#### To be done:
Transcribe the listing below word for word.

::::::

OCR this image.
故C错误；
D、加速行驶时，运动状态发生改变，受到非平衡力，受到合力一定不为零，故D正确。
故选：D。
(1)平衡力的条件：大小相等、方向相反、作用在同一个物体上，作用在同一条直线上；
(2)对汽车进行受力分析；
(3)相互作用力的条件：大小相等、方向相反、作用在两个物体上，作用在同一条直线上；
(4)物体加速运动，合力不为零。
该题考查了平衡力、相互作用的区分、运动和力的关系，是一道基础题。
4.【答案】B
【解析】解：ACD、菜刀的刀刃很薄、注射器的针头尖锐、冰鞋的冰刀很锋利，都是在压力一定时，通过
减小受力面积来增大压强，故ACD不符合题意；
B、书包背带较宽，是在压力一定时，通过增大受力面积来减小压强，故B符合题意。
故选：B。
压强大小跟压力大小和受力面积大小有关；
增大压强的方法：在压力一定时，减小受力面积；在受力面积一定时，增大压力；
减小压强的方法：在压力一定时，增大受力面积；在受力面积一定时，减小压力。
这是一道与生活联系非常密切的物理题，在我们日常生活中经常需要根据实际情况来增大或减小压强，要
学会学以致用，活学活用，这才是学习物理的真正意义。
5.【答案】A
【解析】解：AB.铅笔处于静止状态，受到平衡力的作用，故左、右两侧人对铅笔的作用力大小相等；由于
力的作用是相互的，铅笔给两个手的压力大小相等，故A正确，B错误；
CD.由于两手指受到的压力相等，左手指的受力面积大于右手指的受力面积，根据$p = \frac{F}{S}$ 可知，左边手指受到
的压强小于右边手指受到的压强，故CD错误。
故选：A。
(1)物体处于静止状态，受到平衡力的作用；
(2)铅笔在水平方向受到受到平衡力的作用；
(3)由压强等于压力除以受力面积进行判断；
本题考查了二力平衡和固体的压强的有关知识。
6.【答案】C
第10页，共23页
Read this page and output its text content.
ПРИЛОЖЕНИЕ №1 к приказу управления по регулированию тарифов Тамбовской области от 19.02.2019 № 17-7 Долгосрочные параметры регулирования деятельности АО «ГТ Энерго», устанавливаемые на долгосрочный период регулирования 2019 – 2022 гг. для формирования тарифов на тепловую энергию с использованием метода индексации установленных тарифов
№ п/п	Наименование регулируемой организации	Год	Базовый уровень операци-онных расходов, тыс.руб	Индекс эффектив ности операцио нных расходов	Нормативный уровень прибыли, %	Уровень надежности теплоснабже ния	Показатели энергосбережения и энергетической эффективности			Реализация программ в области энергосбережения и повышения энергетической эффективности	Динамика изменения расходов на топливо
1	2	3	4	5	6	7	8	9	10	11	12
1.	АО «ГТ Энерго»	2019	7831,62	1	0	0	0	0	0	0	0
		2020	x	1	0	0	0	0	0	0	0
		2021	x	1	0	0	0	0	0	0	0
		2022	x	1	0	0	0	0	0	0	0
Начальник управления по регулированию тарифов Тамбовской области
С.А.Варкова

::::::

#### Written reply:
OCR this image.
故C错误；
D、加速行驶时，运动状态发生改变，受到非平衡力，受到合力一定不为零，故D正确。
故选：D。
(1)平衡力的条件：大小相等、方向相反、作用在同一个物体上，作用在同一条直线上；
(2)对汽车进行受力分析；
(3)相互作用力的条件：大小相等、方向相反、作用在两个物体上，作用在同一条直线上；
(4)物体加速运动，合力不为零。
该题考查了平衡力、相互作用的区分、运动和力的关系，是一道基础题。
4.【答案】B
【解析】解：ACD、菜刀的刀刃很薄、注射器的针头尖锐、冰鞋的冰刀很锋利，都是在压力一定时，通过
减小受力面积来增大压强，故ACD不符合题意；
B、书包背带较宽，是在压力一定时，通过增大受力面积来减小压强，故B符合题意。
故选：B。
压强大小跟压力大小和受力面积大小有关；
增大压强的方法：在压力一定时，减小受力面积；在受力面积一定时，增大压力；
减小压强的方法：在压力一定时，增大受力面积；在受力面积一定时，减小压力。
这是一道与生活联系非常密切的物理题，在我们日常生活中经常需要根据实际情况来增大或减小压强，要
学会学以致用，活学活用，这才是学习物理的真正意义。
5.【答案】A
【解析】解：AB.铅笔处于静止状态，受到平衡力的作用，故左、右两侧人对铅笔的作用力大小相等；由于
力的作用是相互的，铅笔给两个手的压力大小相等，故A正确，B错误；
CD.由于两手指受到的压力相等，左手指的受力面积大于右手指的受力面积，根据$p = \frac{F}{S}$ 可知，左边手指受到
的压强小于右边手指受到的压强，故CD错误。
故选：A。
(1)物体处于静止状态，受到平衡力的作用；
(2)铅笔在水平方向受到受到平衡力的作用；
(3)由压强等于压力除以受力面积进行判断；
本题考查了二力平衡和固体的压强的有关知识。
6.【答案】C
第10页，共23页
Read this page and output its text content.
ПРИЛОЖЕНИЕ №1 к приказу управления по регулированию тарифов Тамбовской области от 19.02.2019 № 17-7 Долгосрочные параметры регулирования деятельности АО «ГТ Энерго», устанавливаемые на долгосрочный период регулирования 2019 – 2022 гг. для формирования тарифов на тепловую энергию с использованием метода индексации установленных тарифов
№ п/п	Наименование регулируемой организации	Год	Базовый уровень операци-онных расходов, тыс.руб	Индекс эффектив ности операцио нных расходов	Нормативный уровень прибыли, %	Уровень надежности теплоснабже ния	Показатели энергосбережения и энергетической эффективности			Реализация программ в области энергосбережения и повышения энергетической эффективности	Динамика изменения расходов на топливо
1	2	3	4	5	6	7	8	9	10	11	12
1.	АО «ГТ Энерго»	2019	7831,62	1	0	0	0	0	0	0	0
		2020	x	1	0	0	0	0	0	0	0
		2021	x	1	0	0	0	0	0	0	0
		2022	x	1	0	0	0	0	0	0	0
Начальник управления по регулированию тарифов Тамбовской области
С.А.Варкова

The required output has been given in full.